Your goal —
Show each line from the listing that includes the word "sampling".

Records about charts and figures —
** start **

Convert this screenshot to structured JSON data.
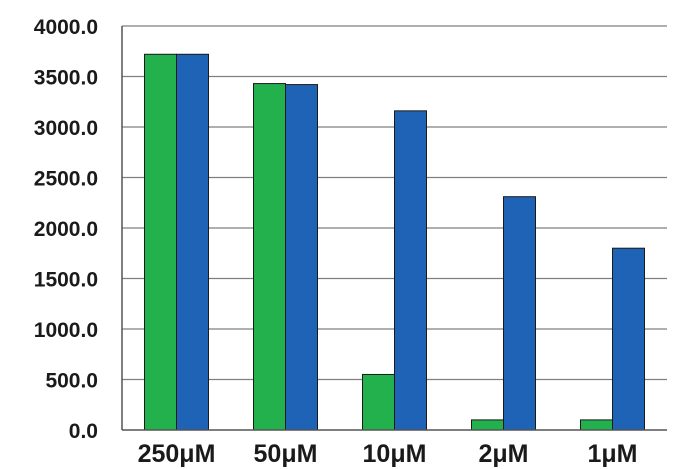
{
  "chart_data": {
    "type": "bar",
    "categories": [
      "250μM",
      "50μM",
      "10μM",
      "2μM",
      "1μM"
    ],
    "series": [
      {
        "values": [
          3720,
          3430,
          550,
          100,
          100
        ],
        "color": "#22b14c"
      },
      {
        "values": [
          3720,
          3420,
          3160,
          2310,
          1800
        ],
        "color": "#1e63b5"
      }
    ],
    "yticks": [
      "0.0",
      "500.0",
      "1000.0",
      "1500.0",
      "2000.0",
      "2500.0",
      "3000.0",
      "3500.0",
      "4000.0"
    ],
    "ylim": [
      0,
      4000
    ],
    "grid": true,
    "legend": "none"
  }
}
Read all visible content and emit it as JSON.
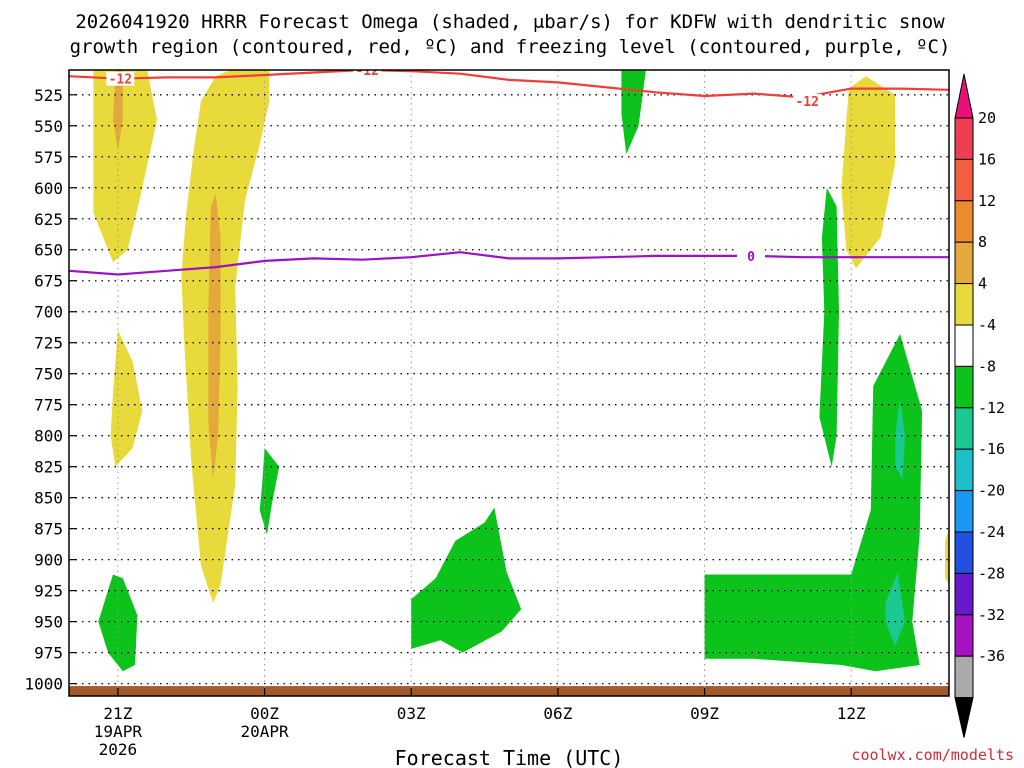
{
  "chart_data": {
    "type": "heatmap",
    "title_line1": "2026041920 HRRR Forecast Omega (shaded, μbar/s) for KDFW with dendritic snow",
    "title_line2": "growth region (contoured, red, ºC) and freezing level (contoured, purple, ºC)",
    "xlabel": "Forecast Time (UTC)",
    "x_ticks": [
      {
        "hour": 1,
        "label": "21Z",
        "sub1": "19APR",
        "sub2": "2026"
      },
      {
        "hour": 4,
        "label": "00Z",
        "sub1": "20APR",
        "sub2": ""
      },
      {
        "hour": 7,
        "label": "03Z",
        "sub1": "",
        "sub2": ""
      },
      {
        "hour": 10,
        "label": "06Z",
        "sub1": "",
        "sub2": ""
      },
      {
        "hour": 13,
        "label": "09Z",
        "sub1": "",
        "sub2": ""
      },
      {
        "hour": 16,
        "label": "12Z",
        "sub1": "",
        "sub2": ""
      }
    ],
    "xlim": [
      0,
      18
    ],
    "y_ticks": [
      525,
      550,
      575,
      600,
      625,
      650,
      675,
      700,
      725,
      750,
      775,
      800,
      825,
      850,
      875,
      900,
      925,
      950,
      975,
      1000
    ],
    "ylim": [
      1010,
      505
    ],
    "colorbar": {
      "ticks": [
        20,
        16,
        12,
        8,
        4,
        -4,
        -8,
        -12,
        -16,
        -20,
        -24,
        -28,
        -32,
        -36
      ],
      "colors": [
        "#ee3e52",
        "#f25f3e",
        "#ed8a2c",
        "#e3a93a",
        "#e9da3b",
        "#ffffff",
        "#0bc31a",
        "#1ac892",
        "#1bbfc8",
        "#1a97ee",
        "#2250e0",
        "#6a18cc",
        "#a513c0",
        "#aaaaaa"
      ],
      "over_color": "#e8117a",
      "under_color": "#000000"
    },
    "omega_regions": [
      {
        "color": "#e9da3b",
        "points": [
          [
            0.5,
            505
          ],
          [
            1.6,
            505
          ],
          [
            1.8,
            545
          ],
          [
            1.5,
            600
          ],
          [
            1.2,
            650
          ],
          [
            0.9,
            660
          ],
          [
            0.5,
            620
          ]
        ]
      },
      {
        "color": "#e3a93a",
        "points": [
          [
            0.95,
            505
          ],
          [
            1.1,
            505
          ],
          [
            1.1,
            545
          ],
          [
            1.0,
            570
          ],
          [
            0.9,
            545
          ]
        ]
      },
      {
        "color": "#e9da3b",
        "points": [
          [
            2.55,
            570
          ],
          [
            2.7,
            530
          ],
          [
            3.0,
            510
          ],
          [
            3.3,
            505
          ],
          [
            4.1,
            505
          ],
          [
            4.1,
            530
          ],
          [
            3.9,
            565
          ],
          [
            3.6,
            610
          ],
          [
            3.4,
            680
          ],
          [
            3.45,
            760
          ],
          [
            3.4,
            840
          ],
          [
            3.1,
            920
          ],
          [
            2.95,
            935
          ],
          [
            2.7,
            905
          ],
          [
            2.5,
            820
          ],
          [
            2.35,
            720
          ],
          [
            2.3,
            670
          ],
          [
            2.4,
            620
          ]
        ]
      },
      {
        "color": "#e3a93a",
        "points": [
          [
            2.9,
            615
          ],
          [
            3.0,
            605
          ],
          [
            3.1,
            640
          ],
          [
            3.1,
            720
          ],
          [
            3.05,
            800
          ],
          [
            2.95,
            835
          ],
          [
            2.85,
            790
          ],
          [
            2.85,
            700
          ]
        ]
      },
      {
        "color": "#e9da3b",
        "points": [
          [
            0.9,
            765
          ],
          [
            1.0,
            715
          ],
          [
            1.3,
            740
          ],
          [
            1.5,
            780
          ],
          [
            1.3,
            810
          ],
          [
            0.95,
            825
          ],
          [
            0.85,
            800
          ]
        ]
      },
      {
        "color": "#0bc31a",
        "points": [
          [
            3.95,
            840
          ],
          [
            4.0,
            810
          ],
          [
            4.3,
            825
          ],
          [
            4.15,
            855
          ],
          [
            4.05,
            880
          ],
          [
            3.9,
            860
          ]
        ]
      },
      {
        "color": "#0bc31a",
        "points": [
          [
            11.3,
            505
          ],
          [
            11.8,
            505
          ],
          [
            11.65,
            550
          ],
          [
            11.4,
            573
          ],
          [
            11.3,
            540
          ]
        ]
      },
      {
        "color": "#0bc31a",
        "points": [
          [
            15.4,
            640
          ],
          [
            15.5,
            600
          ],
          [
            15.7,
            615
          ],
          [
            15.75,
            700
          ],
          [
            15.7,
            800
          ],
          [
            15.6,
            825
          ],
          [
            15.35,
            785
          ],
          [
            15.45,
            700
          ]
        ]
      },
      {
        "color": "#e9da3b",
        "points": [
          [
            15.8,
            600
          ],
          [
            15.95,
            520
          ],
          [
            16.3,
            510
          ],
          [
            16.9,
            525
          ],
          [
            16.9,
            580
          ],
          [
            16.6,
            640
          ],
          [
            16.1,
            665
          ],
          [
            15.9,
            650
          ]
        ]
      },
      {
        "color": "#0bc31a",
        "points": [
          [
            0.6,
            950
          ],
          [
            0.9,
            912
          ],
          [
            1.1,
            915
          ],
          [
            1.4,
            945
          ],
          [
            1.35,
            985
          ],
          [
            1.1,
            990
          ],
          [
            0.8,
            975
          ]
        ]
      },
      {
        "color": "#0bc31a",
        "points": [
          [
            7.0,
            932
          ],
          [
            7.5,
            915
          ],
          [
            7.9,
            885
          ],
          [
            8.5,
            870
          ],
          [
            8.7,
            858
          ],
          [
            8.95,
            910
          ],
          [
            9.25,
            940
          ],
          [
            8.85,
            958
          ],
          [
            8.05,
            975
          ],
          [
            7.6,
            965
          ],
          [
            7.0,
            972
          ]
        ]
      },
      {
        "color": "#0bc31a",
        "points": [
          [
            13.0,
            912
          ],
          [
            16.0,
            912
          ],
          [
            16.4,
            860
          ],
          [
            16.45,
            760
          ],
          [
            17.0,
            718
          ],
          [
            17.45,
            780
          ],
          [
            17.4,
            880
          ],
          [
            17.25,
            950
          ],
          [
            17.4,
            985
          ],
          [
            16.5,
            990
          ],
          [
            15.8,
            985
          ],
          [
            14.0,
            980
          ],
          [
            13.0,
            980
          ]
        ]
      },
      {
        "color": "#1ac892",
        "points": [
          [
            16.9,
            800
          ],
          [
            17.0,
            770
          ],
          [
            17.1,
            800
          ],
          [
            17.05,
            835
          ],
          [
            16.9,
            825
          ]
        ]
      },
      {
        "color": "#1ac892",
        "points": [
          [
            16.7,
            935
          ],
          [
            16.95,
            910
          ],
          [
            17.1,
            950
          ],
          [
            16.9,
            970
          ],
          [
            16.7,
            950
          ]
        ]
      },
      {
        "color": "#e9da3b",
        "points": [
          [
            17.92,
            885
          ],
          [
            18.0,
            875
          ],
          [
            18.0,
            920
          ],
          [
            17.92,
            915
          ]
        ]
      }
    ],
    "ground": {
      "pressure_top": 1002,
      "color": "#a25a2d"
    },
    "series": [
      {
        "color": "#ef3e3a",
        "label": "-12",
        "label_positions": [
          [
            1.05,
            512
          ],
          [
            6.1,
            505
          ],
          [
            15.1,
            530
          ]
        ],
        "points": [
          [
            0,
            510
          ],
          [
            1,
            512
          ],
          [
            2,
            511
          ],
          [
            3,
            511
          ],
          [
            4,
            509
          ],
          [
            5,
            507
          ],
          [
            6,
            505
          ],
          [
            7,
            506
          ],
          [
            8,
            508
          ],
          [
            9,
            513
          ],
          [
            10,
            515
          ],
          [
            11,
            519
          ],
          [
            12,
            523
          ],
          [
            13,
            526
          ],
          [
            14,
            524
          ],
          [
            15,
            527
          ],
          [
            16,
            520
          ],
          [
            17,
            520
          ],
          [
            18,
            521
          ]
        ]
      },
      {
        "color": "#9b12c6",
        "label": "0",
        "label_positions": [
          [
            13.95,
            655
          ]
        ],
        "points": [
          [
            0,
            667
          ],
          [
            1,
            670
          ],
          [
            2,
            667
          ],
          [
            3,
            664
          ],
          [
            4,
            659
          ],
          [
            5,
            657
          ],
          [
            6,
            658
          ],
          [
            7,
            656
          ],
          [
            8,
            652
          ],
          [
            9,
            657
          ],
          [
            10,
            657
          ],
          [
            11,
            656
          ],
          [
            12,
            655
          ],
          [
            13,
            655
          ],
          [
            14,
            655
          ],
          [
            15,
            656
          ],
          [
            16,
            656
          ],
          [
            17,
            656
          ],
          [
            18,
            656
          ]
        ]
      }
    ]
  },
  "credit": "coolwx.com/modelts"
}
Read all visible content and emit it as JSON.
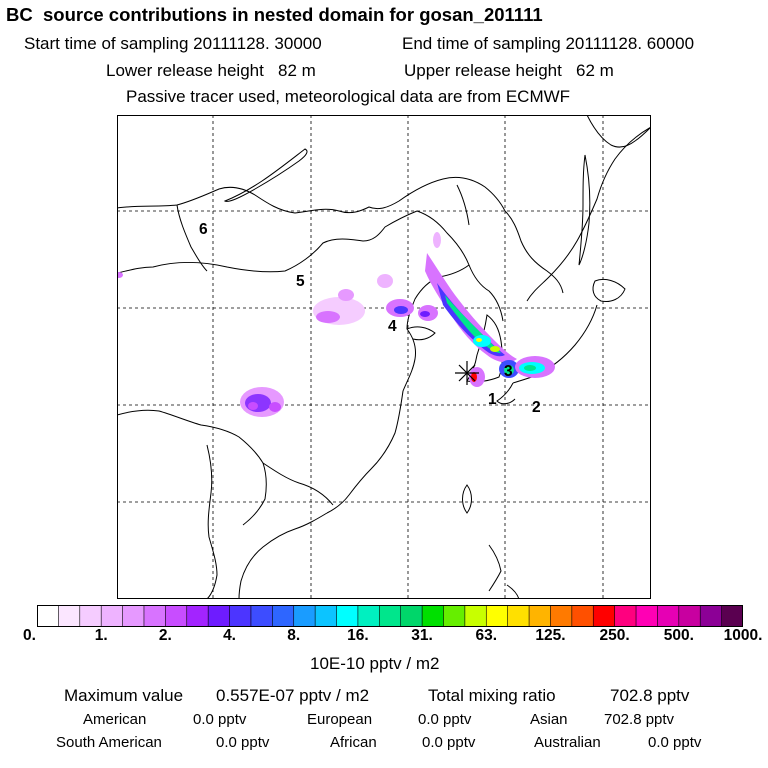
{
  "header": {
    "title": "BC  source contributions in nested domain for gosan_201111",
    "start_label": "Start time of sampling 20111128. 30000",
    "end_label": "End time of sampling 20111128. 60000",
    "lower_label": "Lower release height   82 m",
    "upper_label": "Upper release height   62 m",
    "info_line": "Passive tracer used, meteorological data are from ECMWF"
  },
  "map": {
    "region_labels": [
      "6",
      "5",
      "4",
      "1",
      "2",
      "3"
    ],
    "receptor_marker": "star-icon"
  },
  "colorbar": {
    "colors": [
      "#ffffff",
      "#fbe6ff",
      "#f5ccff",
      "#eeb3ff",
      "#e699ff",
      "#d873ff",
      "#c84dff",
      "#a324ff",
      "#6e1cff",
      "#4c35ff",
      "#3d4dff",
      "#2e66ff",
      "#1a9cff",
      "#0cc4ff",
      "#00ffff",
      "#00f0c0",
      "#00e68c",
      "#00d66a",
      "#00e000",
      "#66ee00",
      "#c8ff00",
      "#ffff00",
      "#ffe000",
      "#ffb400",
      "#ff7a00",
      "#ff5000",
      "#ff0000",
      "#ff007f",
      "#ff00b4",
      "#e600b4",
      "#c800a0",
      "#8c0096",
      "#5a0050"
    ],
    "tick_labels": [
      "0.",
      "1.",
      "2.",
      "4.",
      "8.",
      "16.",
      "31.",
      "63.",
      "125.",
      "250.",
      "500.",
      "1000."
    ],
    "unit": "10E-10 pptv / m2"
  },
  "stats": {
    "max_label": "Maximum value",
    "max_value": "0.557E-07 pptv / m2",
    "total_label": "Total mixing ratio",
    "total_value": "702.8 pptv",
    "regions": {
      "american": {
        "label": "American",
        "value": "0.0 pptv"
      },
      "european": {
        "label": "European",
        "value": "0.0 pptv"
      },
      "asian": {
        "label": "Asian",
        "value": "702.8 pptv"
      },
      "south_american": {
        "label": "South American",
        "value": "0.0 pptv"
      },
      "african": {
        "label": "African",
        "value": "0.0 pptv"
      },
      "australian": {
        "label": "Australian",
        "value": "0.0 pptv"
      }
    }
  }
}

** end **

Task result —
    "start_label": "Start time of sampling 20111128. 30000",
    "end_label": "End time of sampling 20111128. 60000",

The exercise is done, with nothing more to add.